§ **WHAT THE TASK ASKS**:
Review the lines that follow and copy each one that contains the word "Америка".
[START DATA ENTRIES]
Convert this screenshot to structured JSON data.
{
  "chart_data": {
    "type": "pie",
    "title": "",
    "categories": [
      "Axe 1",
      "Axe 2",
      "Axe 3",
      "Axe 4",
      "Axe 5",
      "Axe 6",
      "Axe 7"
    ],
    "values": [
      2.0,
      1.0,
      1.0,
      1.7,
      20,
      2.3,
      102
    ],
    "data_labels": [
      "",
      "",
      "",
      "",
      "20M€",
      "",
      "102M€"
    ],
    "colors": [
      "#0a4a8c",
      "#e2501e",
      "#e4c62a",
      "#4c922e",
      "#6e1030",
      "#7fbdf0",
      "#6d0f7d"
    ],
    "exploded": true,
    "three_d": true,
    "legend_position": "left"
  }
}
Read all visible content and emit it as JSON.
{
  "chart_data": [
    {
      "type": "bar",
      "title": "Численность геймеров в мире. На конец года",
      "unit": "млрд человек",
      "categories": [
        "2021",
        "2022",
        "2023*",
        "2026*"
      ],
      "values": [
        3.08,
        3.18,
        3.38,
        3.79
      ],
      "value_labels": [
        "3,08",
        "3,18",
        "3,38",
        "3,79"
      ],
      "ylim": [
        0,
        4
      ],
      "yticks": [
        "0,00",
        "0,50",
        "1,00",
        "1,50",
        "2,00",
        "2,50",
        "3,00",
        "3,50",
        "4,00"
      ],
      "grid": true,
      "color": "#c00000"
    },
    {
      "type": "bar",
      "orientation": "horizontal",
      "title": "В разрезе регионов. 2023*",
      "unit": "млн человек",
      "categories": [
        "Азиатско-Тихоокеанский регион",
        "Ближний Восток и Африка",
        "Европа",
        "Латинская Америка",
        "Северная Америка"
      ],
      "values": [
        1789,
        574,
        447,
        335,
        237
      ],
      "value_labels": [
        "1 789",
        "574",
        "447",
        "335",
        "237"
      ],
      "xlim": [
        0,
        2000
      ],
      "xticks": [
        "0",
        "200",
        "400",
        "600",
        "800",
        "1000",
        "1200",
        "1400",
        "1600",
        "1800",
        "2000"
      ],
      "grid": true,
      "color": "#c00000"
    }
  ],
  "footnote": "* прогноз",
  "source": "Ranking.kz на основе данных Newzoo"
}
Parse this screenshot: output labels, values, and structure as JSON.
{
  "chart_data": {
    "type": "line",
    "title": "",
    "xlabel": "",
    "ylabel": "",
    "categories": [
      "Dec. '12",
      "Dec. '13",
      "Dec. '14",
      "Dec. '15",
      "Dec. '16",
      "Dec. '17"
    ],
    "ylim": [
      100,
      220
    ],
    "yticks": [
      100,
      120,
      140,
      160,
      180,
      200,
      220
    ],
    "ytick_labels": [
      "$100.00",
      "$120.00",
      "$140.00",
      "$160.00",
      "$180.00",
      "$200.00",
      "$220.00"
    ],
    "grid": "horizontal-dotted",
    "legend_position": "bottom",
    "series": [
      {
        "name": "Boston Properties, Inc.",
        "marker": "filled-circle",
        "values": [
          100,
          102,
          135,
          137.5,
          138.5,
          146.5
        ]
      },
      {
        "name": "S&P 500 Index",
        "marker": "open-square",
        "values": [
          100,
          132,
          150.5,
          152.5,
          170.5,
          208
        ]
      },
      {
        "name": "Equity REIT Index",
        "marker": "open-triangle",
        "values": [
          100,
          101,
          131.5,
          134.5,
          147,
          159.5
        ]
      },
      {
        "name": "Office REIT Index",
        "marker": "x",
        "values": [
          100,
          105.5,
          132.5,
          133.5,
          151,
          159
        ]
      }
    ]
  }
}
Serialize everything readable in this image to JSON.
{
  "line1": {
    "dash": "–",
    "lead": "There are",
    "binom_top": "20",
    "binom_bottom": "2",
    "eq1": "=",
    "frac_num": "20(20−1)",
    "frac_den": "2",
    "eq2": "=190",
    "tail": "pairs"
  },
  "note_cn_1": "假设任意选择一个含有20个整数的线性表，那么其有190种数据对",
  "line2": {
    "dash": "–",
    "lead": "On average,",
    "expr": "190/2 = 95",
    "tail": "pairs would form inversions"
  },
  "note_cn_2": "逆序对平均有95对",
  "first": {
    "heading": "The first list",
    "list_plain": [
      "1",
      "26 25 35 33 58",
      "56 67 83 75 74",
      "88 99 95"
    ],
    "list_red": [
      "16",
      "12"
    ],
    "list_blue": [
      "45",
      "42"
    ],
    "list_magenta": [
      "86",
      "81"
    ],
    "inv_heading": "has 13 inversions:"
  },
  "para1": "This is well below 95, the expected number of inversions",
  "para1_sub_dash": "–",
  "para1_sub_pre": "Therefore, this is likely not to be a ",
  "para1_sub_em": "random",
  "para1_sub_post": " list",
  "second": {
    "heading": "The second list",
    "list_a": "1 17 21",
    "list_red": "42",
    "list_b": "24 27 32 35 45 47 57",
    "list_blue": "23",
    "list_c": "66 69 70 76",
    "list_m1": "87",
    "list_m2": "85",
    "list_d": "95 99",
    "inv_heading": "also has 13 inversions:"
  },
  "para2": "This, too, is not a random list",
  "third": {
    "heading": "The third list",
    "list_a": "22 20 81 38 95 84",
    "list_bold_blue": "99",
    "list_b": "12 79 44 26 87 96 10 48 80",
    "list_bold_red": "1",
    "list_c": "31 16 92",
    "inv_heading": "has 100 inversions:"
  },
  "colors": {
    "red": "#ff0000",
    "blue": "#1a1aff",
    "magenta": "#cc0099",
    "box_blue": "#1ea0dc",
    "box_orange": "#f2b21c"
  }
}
[END DATA ENTRIES]
§ **COMPLETED EXERCISE**:
        "Латинская Америка",
        "Северная Америка"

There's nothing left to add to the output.